* _Aim of the exercise_
Reproduce each line from the records that holds "JSON".

(Data entries for graphics)
══════════

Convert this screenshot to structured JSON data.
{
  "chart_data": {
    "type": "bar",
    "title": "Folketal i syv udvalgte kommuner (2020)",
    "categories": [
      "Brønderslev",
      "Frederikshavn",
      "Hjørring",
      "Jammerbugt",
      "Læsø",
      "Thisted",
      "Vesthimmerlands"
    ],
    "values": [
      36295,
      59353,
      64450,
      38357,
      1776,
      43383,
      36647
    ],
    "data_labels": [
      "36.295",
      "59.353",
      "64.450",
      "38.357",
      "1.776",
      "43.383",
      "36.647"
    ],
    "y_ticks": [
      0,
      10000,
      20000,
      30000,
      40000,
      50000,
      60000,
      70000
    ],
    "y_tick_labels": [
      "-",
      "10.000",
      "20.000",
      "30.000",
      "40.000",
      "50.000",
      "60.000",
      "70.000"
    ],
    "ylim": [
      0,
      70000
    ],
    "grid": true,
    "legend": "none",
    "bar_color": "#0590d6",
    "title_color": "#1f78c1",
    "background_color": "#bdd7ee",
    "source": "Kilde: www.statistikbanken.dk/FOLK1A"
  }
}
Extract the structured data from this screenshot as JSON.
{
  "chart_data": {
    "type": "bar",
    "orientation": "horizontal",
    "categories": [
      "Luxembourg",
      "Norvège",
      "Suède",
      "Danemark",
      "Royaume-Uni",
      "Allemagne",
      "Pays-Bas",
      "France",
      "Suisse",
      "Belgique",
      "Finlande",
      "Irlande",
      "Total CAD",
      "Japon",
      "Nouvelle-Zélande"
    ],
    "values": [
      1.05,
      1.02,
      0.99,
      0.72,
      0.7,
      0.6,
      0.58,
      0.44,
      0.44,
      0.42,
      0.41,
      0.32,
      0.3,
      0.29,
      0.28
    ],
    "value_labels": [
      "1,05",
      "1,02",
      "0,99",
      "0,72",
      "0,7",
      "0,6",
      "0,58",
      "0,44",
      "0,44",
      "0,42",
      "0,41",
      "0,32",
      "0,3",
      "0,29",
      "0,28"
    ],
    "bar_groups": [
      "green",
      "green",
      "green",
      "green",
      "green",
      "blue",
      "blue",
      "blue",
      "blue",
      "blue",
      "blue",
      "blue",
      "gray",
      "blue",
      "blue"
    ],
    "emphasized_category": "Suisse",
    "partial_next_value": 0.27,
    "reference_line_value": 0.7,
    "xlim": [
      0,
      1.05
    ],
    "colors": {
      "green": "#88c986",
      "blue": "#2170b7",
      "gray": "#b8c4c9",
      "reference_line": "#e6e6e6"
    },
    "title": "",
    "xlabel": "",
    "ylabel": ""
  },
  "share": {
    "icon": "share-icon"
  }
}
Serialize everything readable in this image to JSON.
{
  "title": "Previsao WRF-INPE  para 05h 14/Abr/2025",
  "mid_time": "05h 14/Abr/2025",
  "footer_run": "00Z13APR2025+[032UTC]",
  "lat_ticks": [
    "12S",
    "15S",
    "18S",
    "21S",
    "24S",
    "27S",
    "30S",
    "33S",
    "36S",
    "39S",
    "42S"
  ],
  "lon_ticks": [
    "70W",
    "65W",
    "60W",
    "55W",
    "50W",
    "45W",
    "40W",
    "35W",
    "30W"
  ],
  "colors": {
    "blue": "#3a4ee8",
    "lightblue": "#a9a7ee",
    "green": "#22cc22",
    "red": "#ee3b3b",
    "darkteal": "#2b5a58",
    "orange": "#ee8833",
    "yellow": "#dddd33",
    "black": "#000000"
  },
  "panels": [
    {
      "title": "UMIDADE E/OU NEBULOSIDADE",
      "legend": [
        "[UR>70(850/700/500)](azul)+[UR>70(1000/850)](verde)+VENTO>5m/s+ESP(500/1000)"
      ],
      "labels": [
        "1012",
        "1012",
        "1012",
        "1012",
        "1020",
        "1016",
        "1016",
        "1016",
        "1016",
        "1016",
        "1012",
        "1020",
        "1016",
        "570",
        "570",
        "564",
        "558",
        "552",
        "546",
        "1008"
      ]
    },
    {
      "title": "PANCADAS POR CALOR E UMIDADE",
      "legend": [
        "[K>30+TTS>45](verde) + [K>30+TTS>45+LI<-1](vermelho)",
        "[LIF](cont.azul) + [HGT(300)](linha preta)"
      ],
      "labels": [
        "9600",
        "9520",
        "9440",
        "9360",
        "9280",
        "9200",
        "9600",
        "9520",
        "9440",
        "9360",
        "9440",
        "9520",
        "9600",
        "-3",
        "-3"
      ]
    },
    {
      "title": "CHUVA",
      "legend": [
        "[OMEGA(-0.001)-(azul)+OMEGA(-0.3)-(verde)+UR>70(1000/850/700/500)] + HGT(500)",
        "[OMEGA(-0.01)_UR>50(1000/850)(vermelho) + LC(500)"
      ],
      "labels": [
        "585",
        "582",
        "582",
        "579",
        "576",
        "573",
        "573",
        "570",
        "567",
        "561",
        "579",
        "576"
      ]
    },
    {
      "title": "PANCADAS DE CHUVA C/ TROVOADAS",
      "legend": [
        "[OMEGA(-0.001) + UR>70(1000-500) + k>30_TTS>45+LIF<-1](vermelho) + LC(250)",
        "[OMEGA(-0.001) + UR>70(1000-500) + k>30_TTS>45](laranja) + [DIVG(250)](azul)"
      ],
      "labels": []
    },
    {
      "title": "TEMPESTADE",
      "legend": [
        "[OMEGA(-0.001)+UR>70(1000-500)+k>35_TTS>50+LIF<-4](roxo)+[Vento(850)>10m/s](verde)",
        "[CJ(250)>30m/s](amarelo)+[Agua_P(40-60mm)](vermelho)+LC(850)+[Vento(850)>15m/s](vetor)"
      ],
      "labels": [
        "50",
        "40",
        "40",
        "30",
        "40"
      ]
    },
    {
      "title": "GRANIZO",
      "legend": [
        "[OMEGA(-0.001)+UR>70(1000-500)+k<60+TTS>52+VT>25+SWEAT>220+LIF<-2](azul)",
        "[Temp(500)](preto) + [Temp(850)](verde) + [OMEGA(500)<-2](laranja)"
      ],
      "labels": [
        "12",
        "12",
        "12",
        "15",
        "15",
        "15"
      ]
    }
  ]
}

══════════

* _Output for this exercise_
Convert this screenshot to structured JSON data.
Extract the structured data from this screenshot as JSON.
Serialize everything readable in this image to JSON.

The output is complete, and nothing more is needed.